Exercise directions
In the listing below, pick out lines with "https".

BEGIN Information shown

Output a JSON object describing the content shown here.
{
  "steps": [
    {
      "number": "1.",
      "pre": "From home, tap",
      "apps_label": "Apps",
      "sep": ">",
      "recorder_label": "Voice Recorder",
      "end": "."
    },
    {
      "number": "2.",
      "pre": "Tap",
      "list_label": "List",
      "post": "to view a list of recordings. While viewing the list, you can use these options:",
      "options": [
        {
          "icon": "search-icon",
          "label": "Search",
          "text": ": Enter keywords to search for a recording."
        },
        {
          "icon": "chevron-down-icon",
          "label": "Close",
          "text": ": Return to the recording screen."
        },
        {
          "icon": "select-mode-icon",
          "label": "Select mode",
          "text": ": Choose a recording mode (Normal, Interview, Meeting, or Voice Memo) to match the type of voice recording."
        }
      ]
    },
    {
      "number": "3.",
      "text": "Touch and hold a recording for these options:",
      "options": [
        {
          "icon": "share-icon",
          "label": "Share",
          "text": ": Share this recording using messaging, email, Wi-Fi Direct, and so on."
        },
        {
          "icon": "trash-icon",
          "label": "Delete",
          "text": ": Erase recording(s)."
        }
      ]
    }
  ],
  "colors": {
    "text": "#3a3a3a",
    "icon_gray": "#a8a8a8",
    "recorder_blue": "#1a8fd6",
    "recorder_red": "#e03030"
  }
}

END Information shown
BEGIN Information shown

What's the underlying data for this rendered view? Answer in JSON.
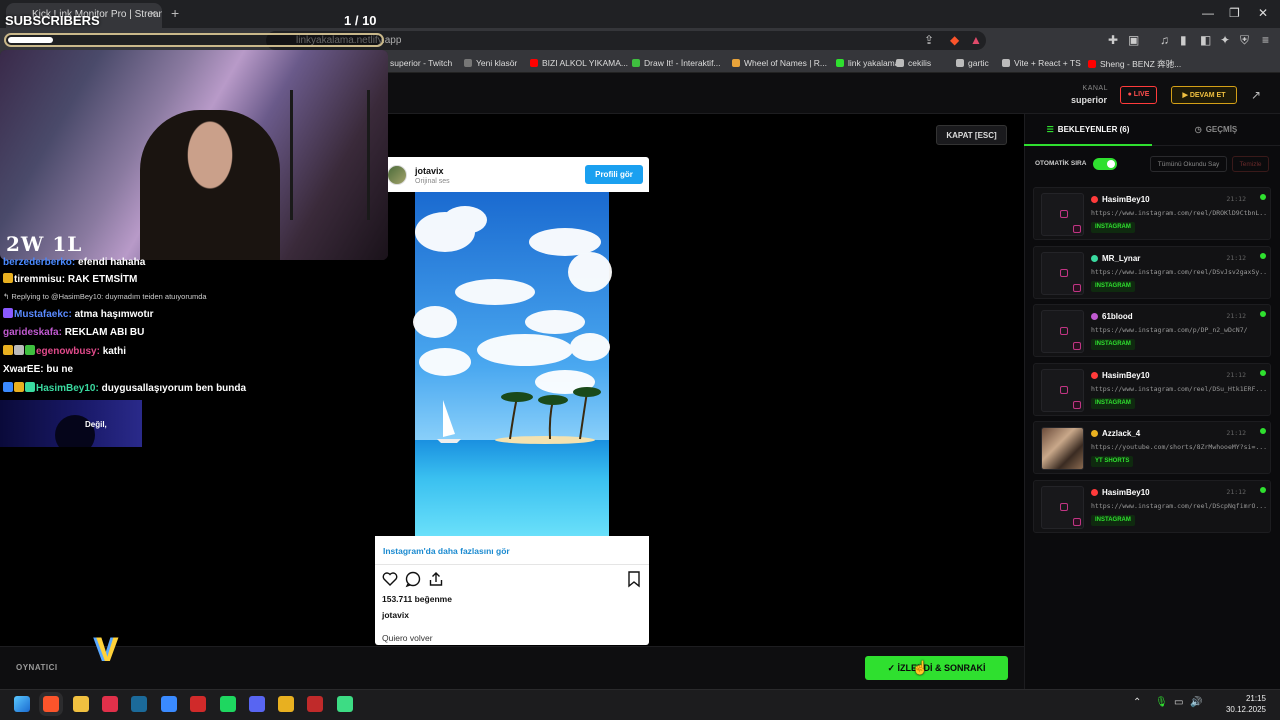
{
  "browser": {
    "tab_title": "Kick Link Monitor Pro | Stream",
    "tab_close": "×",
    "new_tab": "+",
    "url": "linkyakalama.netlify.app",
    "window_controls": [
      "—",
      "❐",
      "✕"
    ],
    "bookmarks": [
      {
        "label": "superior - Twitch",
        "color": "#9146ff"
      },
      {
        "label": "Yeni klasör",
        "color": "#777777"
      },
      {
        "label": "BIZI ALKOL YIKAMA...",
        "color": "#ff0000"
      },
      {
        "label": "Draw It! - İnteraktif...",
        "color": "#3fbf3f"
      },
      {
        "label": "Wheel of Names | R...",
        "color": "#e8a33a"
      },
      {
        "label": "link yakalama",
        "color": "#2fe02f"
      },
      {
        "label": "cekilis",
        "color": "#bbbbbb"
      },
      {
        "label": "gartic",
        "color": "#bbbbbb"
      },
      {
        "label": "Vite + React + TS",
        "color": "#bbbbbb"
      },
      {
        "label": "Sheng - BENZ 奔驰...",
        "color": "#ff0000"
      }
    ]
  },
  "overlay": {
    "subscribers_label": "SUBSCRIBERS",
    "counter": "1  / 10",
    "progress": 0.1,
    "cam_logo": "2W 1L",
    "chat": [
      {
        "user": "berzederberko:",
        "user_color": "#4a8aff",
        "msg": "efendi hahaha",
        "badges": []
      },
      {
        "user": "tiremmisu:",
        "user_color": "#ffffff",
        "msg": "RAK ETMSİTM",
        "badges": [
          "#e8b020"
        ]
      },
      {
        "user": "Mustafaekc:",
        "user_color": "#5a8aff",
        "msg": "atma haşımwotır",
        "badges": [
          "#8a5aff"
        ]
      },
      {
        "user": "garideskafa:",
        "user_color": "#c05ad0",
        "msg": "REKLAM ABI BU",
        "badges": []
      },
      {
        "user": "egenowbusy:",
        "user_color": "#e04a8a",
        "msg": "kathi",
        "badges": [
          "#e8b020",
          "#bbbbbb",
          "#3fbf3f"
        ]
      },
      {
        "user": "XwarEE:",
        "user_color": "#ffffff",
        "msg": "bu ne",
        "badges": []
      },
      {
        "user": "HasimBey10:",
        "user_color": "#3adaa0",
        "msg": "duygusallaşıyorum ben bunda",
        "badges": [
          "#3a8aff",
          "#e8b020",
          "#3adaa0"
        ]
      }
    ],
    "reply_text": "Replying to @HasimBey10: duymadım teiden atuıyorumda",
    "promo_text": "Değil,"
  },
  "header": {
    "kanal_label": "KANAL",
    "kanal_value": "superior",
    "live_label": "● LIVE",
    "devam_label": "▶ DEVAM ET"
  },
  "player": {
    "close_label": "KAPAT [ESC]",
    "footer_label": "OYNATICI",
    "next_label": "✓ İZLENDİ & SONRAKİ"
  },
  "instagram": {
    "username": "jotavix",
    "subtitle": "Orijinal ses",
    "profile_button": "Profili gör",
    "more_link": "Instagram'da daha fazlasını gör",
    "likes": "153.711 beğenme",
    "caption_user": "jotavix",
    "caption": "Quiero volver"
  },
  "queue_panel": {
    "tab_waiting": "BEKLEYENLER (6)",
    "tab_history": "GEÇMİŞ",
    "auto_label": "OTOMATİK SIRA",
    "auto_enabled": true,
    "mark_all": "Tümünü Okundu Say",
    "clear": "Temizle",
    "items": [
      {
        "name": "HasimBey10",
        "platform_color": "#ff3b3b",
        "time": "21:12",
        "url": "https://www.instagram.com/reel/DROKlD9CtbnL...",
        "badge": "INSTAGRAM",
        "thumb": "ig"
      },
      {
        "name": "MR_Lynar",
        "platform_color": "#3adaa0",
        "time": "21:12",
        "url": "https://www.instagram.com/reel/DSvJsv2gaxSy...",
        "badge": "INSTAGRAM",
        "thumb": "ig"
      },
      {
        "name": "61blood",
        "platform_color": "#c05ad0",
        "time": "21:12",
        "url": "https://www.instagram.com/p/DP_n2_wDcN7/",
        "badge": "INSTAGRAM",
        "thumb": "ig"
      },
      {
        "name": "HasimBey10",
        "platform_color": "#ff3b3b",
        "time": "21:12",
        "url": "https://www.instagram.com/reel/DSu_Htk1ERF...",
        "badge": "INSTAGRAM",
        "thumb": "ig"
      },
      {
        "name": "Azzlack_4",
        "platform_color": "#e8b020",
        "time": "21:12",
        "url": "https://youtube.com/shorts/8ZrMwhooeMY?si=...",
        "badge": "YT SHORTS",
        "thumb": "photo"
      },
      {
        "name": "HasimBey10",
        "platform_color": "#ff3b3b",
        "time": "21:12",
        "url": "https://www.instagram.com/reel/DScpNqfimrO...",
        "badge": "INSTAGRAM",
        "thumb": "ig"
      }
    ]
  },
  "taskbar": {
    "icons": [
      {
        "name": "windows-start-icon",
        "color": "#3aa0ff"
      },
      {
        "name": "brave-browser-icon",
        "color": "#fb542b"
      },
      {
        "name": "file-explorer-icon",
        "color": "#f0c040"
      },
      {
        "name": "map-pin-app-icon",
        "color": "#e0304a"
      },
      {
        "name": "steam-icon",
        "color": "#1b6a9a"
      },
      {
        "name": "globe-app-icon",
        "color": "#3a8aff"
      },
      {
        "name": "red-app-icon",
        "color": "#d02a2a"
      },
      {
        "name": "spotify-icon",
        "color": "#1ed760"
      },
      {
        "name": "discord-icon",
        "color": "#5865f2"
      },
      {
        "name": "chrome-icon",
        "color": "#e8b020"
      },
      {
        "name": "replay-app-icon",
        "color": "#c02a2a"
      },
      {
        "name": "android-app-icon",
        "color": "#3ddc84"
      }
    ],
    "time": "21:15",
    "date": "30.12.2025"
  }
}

END Information shown
BEGIN Information shown

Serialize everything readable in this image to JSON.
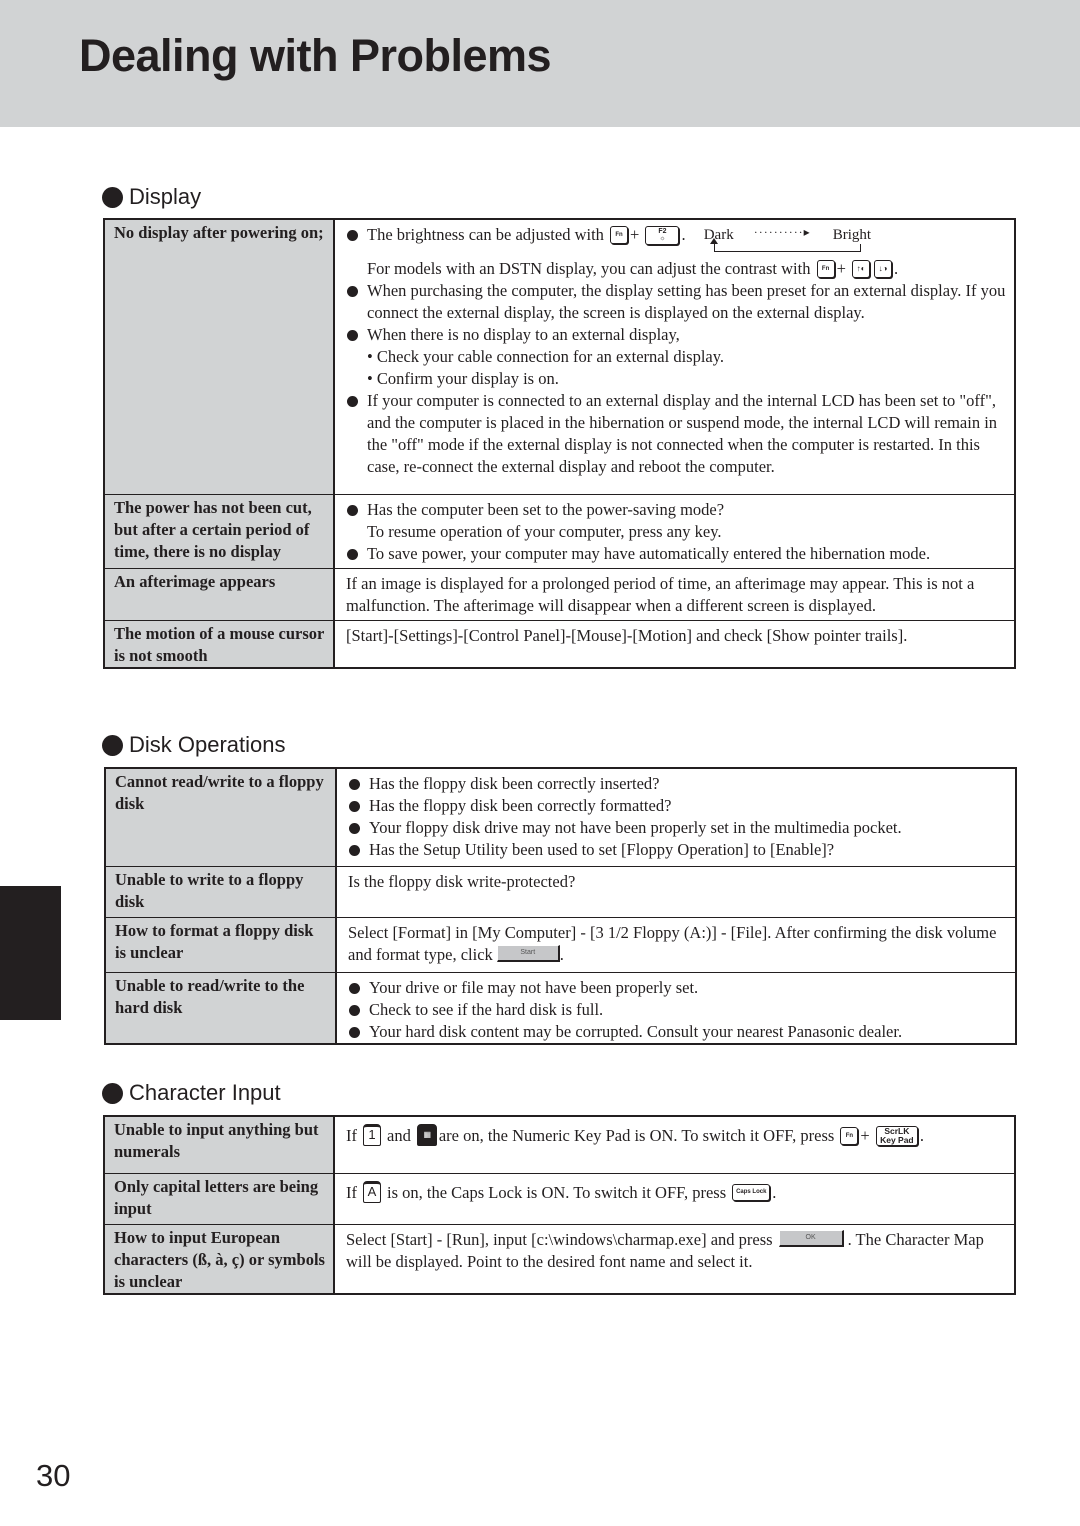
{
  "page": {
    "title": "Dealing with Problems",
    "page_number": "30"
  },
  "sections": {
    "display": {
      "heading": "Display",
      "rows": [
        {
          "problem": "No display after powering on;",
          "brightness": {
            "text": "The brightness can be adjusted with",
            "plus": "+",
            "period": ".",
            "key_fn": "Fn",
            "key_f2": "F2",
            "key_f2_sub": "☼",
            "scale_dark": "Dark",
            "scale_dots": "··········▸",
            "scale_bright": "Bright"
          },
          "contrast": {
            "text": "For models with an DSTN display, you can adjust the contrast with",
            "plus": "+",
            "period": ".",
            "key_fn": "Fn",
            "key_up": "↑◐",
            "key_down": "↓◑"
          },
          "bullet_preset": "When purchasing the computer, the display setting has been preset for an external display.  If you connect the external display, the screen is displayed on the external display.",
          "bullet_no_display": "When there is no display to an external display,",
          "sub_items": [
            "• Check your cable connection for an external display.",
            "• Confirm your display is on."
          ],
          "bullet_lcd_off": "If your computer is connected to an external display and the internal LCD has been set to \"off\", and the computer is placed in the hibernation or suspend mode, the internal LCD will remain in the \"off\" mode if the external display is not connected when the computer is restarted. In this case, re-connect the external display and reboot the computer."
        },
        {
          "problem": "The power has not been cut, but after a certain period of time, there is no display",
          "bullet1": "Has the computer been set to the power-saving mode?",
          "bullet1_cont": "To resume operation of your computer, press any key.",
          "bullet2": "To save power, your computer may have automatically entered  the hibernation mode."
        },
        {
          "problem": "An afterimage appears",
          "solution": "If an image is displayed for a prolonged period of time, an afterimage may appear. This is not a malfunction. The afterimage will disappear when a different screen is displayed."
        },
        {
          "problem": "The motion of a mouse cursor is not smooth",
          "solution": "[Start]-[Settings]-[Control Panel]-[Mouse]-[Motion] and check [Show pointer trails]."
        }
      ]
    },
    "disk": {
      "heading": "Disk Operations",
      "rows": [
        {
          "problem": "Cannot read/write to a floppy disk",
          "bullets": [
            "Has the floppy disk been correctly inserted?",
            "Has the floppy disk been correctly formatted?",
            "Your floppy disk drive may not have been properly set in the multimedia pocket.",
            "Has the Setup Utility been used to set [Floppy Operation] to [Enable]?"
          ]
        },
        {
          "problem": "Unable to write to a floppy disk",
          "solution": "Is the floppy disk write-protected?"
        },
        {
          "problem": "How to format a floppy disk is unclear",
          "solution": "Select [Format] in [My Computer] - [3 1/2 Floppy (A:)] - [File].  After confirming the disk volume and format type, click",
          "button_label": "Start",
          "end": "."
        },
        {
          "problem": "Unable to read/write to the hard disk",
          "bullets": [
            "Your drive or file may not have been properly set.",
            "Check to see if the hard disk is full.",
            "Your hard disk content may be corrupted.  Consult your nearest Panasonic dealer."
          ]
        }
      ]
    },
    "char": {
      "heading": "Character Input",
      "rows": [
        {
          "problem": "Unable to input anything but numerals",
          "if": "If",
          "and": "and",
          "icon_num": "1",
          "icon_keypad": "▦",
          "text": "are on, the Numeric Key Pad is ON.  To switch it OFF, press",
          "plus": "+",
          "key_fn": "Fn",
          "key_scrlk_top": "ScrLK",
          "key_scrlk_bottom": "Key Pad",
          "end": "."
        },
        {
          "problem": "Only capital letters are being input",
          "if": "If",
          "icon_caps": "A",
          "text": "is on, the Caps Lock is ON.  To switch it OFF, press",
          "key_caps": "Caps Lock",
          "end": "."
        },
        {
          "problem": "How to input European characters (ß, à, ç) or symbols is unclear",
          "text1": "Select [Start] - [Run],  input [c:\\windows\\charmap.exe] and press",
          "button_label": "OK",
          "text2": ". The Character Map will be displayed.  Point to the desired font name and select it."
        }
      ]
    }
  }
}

END Information shown

Answer for this exercise
        "url": "https://www.instagram.com/reel/DROKlD9CtbnL...",
        "url": "https://www.instagram.com/reel/DSvJsv2gaxSy...",
        "url": "https://www.instagram.com/p/DP_n2_wDcN7/",
        "url": "https://www.instagram.com/reel/DSu_Htk1ERF...",
        "url": "https://youtube.com/shorts/8ZrMwhooeMY?si=...",
        "url": "https://www.instagram.com/reel/DScpNqfimrO...",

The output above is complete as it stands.